THE TASK:
Tally the lines below that contain "this". The number is the whole answer.

Records from a collection:
"""
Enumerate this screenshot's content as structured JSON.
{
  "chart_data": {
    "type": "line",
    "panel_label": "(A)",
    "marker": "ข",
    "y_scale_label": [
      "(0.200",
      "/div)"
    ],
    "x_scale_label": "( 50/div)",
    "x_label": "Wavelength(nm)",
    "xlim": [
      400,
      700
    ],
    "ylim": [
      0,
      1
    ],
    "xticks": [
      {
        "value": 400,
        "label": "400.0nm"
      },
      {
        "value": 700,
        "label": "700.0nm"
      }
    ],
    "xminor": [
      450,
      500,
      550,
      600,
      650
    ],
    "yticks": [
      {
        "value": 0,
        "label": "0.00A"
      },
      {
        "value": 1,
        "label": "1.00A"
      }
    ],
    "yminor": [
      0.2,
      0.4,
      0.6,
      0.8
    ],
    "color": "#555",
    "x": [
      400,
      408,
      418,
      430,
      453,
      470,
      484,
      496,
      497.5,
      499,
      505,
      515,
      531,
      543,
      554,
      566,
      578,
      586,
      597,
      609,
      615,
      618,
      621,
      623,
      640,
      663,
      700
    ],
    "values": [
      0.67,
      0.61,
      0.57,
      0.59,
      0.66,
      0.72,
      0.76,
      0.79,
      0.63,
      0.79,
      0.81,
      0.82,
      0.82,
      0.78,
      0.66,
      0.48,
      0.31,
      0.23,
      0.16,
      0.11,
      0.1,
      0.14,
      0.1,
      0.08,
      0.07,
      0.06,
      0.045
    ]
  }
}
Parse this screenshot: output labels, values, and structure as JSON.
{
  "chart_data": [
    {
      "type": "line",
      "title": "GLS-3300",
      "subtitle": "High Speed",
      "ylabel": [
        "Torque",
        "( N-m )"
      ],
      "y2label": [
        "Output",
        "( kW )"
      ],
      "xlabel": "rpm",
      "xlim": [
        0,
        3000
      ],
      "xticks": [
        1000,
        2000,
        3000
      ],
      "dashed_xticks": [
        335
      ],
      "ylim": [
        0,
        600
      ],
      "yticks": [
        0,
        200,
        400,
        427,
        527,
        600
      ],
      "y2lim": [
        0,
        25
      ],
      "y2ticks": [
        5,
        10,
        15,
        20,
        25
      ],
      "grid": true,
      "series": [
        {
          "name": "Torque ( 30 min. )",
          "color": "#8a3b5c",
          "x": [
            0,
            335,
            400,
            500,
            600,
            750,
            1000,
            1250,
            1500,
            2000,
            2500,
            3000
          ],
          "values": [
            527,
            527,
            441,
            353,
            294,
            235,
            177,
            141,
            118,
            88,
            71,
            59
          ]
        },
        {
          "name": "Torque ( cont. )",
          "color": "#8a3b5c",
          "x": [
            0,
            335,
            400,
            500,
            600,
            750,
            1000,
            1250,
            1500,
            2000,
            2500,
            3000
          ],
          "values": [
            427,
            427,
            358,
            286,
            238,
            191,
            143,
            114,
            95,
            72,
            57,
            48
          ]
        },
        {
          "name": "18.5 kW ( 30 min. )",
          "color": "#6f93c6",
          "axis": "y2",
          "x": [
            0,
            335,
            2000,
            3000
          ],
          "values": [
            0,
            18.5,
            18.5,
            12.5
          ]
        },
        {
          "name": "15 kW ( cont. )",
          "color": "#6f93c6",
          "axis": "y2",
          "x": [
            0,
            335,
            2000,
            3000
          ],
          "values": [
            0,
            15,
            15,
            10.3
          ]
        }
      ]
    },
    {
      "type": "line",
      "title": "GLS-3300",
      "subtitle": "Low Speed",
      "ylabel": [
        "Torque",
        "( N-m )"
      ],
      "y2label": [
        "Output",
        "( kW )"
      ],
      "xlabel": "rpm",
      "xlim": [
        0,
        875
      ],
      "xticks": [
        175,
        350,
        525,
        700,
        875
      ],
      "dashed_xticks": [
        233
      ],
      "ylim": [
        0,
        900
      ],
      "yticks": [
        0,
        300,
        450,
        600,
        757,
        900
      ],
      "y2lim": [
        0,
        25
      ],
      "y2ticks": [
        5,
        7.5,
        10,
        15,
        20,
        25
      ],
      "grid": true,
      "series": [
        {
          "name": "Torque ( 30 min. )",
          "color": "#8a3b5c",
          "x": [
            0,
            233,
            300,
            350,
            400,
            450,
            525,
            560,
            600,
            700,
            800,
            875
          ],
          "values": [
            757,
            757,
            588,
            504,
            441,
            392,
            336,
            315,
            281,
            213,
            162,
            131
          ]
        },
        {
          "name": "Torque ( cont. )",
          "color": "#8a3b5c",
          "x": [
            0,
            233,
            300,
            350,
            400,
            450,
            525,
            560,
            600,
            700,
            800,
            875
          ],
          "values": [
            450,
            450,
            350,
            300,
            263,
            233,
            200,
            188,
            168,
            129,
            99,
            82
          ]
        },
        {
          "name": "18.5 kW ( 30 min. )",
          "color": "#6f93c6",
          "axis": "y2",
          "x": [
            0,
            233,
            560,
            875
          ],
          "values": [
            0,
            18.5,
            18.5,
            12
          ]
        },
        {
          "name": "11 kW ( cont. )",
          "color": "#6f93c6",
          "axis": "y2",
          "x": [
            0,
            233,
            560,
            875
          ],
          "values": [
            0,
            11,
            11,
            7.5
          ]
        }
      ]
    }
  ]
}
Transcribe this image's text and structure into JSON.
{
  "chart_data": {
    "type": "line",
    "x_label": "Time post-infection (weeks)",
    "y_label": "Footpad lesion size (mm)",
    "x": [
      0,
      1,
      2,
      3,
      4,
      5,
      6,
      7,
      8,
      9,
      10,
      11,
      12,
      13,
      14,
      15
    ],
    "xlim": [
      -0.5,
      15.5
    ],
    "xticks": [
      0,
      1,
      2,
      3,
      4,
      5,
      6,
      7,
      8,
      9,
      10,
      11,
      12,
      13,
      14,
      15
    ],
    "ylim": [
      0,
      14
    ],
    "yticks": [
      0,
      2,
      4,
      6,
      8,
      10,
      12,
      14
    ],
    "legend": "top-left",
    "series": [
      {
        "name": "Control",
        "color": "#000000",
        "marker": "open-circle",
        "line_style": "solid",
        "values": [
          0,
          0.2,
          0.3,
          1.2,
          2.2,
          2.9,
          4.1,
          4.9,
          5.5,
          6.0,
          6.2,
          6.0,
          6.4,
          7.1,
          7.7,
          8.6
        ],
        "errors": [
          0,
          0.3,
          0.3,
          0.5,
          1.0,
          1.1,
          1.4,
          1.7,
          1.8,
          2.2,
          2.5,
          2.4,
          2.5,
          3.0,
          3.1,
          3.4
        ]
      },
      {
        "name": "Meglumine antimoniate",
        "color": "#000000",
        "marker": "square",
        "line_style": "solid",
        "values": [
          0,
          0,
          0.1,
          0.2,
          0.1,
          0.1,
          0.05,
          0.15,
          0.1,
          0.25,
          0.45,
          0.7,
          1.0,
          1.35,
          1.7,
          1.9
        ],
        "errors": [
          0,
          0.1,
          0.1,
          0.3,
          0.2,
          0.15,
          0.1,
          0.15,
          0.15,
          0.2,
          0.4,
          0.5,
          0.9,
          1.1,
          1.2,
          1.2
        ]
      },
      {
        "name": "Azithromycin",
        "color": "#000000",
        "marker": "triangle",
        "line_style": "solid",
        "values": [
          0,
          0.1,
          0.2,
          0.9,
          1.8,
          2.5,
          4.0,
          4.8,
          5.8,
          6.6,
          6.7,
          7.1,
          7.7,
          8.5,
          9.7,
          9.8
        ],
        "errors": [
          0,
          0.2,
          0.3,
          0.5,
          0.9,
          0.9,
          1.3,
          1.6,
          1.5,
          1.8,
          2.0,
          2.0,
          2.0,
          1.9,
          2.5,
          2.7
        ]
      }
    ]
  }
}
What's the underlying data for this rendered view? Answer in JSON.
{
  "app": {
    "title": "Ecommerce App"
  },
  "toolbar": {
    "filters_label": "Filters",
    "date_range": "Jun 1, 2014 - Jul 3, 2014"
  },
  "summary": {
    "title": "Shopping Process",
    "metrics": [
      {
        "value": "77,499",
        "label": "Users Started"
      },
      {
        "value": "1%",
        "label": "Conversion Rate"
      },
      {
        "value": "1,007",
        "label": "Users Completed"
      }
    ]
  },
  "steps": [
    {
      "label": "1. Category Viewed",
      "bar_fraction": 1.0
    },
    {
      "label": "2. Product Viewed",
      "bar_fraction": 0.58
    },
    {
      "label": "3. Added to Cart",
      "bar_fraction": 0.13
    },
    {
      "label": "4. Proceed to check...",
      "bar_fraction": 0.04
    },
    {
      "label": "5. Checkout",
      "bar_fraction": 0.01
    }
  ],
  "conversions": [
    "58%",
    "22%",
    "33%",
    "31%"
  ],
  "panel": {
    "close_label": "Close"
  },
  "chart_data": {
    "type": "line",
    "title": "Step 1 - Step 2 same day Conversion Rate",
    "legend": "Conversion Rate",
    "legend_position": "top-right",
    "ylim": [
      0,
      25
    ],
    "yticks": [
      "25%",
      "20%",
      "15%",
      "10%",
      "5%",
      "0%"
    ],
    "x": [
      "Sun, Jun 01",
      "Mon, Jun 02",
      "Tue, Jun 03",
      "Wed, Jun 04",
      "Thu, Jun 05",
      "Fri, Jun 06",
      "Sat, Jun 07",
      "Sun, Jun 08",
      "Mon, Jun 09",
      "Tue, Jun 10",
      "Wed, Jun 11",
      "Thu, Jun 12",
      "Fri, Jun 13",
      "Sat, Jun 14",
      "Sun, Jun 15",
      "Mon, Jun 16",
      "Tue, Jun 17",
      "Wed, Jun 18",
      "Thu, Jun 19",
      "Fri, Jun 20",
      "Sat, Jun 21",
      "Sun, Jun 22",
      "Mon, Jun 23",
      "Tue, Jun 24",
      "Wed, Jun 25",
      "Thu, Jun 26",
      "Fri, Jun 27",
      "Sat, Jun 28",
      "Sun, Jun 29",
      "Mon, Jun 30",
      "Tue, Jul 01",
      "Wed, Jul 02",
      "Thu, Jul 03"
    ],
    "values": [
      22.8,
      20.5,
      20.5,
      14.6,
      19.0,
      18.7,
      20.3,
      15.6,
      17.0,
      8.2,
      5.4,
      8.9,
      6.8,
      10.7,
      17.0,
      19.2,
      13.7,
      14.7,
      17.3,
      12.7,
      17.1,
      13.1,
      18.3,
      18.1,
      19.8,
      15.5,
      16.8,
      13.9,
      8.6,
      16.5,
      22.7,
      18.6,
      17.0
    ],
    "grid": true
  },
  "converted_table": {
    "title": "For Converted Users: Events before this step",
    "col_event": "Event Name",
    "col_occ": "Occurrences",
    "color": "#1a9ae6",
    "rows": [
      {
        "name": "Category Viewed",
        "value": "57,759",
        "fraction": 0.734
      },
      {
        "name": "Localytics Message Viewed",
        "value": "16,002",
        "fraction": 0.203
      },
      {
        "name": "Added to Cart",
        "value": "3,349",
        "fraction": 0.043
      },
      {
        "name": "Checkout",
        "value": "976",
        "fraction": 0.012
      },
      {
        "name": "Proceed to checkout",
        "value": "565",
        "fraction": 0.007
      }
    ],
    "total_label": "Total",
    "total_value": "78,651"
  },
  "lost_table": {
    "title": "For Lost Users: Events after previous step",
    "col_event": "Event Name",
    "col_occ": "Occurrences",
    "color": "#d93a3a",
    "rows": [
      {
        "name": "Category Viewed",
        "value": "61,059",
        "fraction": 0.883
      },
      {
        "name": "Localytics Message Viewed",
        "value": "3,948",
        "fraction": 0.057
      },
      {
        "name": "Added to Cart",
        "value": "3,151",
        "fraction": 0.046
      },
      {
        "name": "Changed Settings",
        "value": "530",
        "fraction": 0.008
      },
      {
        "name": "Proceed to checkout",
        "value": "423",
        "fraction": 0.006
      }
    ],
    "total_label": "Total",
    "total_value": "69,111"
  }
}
"""
EXERCISE ANSWER:
5